- [TASK TO CARRY OUT] Quote word for word from the line holding "Transcribe the text in this document." to the last line below, including both, and omit any pictures.

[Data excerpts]
** Start **

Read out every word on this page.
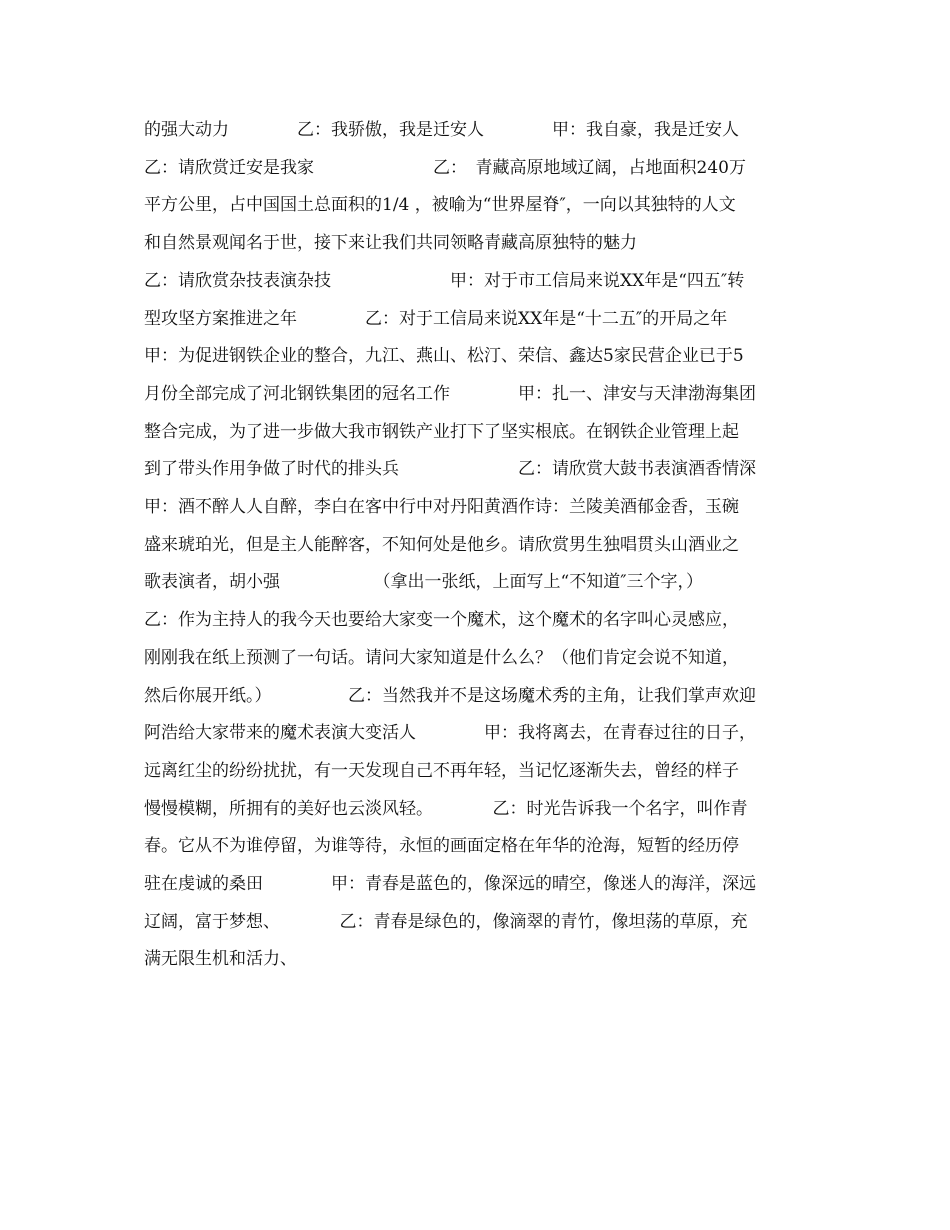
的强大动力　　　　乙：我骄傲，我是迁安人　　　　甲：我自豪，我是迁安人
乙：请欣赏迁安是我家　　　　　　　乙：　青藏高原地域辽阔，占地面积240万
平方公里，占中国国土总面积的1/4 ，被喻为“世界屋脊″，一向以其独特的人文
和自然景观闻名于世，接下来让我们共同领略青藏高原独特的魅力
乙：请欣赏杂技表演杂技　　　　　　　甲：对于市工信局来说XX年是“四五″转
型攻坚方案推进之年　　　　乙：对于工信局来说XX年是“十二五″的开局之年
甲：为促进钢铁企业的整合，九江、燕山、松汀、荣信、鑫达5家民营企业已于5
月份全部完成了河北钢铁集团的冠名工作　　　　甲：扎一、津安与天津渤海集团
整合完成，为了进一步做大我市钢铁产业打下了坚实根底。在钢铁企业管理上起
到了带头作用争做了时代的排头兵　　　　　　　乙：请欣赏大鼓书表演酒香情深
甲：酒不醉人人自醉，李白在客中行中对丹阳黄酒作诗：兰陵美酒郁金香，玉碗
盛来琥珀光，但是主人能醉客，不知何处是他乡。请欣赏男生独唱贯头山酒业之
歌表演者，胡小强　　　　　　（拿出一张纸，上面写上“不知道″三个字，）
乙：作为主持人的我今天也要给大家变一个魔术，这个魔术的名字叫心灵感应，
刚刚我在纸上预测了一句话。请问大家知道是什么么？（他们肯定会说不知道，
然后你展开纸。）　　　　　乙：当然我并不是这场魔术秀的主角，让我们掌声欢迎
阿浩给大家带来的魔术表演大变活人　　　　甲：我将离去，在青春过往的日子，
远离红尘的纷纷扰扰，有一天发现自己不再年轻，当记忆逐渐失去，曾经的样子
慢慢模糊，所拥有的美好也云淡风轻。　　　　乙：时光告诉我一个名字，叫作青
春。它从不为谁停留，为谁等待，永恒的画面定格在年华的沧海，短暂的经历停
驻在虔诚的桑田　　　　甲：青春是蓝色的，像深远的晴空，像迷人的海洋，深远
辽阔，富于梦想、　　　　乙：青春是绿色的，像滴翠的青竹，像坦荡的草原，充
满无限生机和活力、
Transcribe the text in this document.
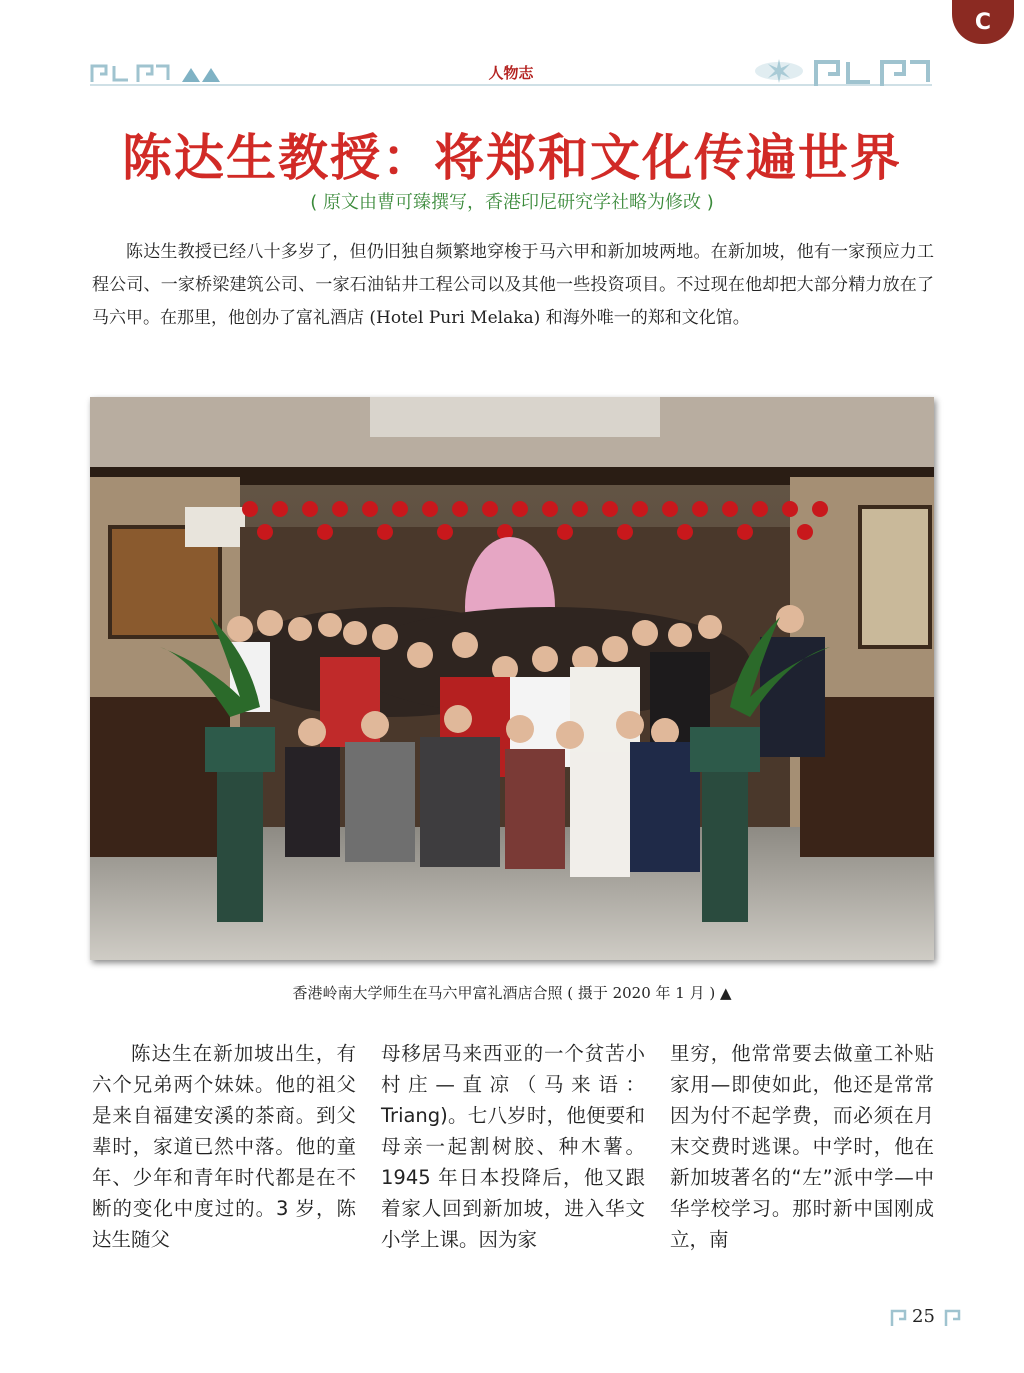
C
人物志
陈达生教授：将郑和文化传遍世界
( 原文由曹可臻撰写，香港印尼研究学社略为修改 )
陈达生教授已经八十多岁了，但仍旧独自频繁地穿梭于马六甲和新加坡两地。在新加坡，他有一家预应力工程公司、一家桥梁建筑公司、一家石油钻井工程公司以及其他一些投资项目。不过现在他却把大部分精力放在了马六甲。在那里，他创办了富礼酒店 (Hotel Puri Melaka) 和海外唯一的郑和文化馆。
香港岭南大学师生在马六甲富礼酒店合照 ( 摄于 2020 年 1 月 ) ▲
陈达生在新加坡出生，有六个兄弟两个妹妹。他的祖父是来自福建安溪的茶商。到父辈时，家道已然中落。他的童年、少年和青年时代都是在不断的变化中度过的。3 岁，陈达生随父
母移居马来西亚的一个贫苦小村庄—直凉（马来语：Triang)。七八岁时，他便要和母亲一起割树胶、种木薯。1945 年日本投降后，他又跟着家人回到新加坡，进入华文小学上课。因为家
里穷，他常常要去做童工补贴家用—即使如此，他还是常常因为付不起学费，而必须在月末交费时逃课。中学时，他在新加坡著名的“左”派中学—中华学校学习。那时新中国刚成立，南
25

** End **

- [RESPONSE BELOW]
Transcribe the text in this document.
C
人物志
陈达生教授：将郑和文化传遍世界
( 原文由曹可臻撰写，香港印尼研究学社略为修改 )
陈达生教授已经八十多岁了，但仍旧独自频繁地穿梭于马六甲和新加坡两地。在新加坡，他有一家预应力工程公司、一家桥梁建筑公司、一家石油钻井工程公司以及其他一些投资项目。不过现在他却把大部分精力放在了马六甲。在那里，他创办了富礼酒店 (Hotel Puri Melaka) 和海外唯一的郑和文化馆。
香港岭南大学师生在马六甲富礼酒店合照 ( 摄于 2020 年 1 月 ) ▲
陈达生在新加坡出生，有六个兄弟两个妹妹。他的祖父是来自福建安溪的茶商。到父辈时，家道已然中落。他的童年、少年和青年时代都是在不断的变化中度过的。3 岁，陈达生随父
母移居马来西亚的一个贫苦小村庄—直凉（马来语：Triang)。七八岁时，他便要和母亲一起割树胶、种木薯。1945 年日本投降后，他又跟着家人回到新加坡，进入华文小学上课。因为家
里穷，他常常要去做童工补贴家用—即使如此，他还是常常因为付不起学费，而必须在月末交费时逃课。中学时，他在新加坡著名的“左”派中学—中华学校学习。那时新中国刚成立，南
25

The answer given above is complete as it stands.